▸ WORK INSTRUCTIONS
Copy each entry below unchanged; the images do not go in the copy.

(Images of pages and their text)
********************

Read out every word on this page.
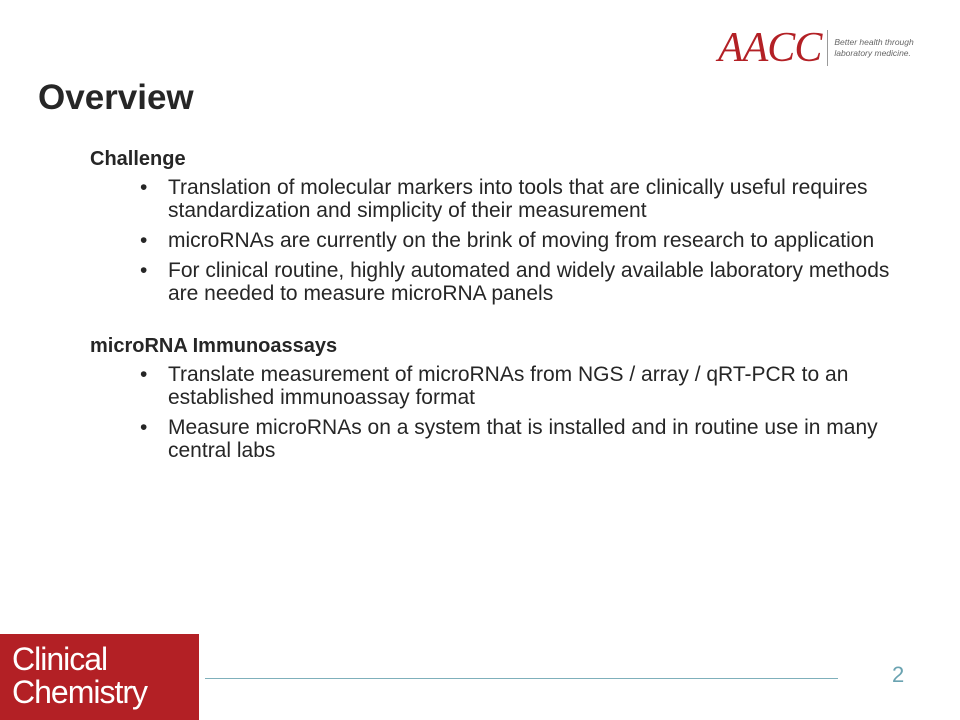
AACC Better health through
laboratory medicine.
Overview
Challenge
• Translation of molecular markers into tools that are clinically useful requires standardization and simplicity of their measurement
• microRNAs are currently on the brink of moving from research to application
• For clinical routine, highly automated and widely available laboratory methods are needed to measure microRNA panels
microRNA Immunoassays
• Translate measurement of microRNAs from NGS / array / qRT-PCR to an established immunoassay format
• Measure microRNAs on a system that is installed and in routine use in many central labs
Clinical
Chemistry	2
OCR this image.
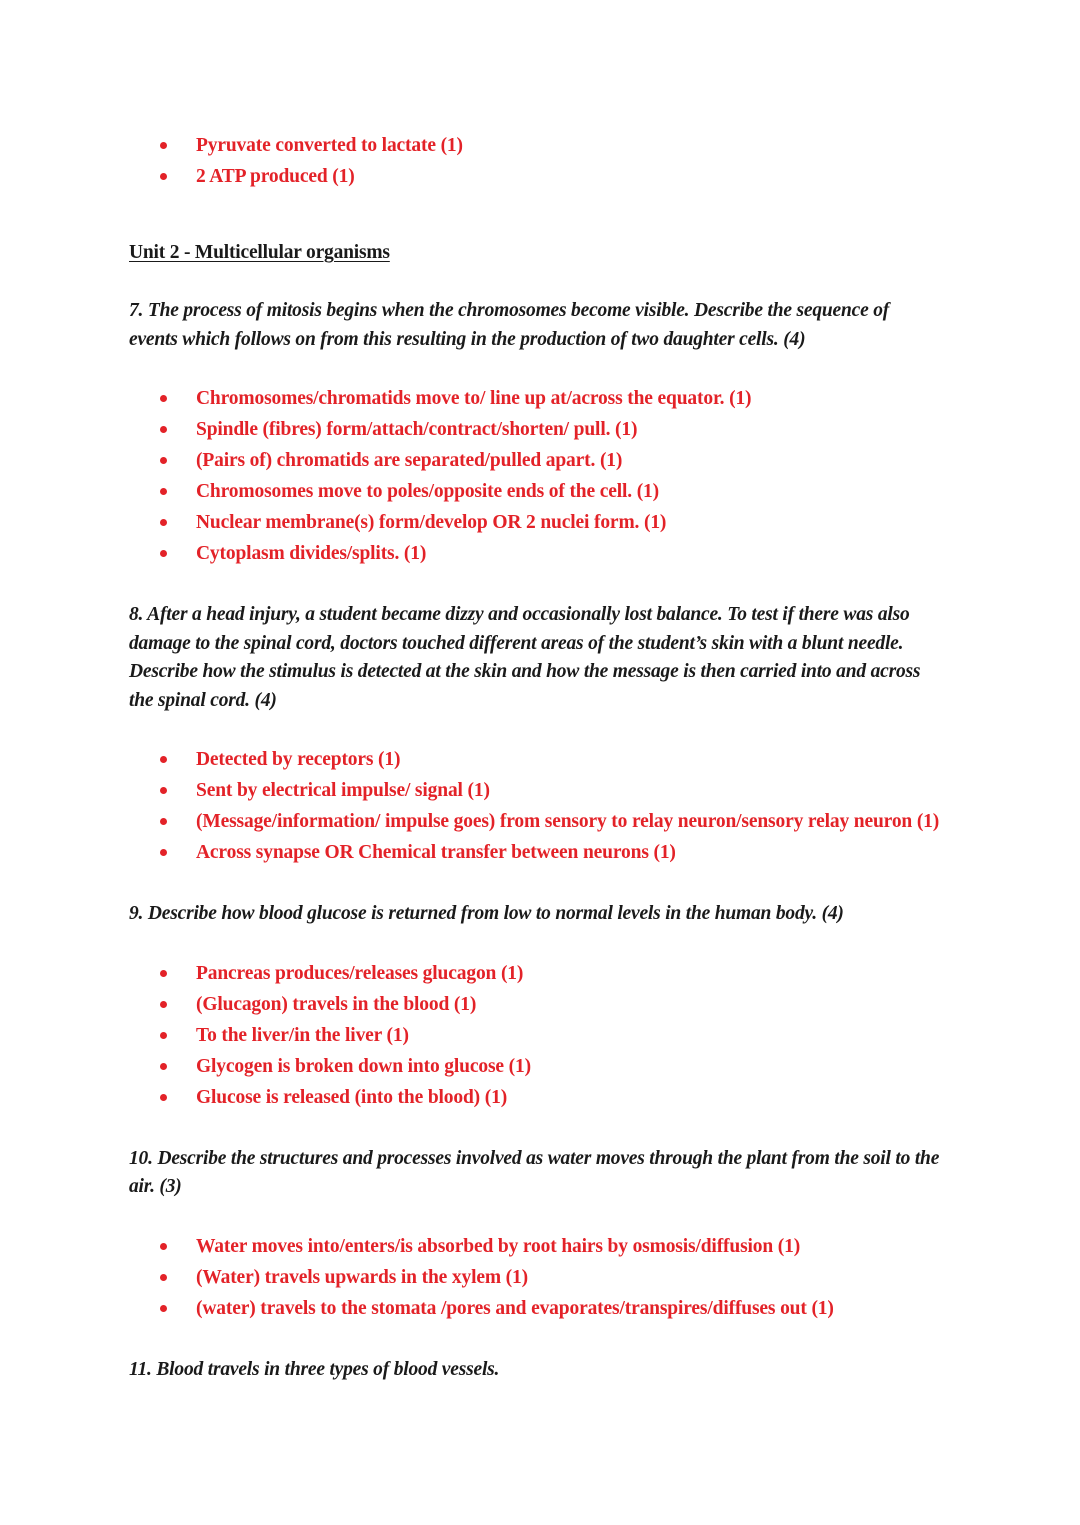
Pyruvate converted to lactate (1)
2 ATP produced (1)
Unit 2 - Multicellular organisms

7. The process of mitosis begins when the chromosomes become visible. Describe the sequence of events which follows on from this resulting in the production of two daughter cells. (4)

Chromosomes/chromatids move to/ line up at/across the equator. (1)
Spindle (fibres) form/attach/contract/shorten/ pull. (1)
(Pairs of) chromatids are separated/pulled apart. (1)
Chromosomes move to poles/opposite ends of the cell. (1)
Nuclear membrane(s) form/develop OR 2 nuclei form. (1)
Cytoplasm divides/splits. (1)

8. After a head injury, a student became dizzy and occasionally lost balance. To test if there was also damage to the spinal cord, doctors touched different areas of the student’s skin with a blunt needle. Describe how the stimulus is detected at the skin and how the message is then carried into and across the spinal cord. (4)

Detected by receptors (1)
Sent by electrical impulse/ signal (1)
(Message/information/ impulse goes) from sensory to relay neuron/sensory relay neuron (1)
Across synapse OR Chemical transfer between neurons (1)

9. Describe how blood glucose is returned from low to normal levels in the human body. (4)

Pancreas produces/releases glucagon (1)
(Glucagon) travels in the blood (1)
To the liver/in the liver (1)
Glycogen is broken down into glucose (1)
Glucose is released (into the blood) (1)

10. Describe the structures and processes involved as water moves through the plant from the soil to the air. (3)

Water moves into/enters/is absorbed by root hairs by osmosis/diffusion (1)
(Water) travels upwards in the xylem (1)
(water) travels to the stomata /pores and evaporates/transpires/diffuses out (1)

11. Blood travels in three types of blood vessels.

********************

▸ OUTPUT FOR THIS TASK
Read out every word on this page.
AACC Better health through
laboratory medicine.
Overview
Challenge
• Translation of molecular markers into tools that are clinically useful requires standardization and simplicity of their measurement
• microRNAs are currently on the brink of moving from research to application
• For clinical routine, highly automated and widely available laboratory methods are needed to measure microRNA panels
microRNA Immunoassays
• Translate measurement of microRNAs from NGS / array / qRT-PCR to an established immunoassay format
• Measure microRNAs on a system that is installed and in routine use in many central labs
Clinical
Chemistry	2
OCR this image.
Pyruvate converted to lactate (1)
2 ATP produced (1)
Unit 2 - Multicellular organisms

7. The process of mitosis begins when the chromosomes become visible. Describe the sequence of events which follows on from this resulting in the production of two daughter cells. (4)

Chromosomes/chromatids move to/ line up at/across the equator. (1)
Spindle (fibres) form/attach/contract/shorten/ pull. (1)
(Pairs of) chromatids are separated/pulled apart. (1)
Chromosomes move to poles/opposite ends of the cell. (1)
Nuclear membrane(s) form/develop OR 2 nuclei form. (1)
Cytoplasm divides/splits. (1)

8. After a head injury, a student became dizzy and occasionally lost balance. To test if there was also damage to the spinal cord, doctors touched different areas of the student’s skin with a blunt needle. Describe how the stimulus is detected at the skin and how the message is then carried into and across the spinal cord. (4)

Detected by receptors (1)
Sent by electrical impulse/ signal (1)
(Message/information/ impulse goes) from sensory to relay neuron/sensory relay neuron (1)
Across synapse OR Chemical transfer between neurons (1)

9. Describe how blood glucose is returned from low to normal levels in the human body. (4)

Pancreas produces/releases glucagon (1)
(Glucagon) travels in the blood (1)
To the liver/in the liver (1)
Glycogen is broken down into glucose (1)
Glucose is released (into the blood) (1)

10. Describe the structures and processes involved as water moves through the plant from the soil to the air. (3)

Water moves into/enters/is absorbed by root hairs by osmosis/diffusion (1)
(Water) travels upwards in the xylem (1)
(water) travels to the stomata /pores and evaporates/transpires/diffuses out (1)

11. Blood travels in three types of blood vessels.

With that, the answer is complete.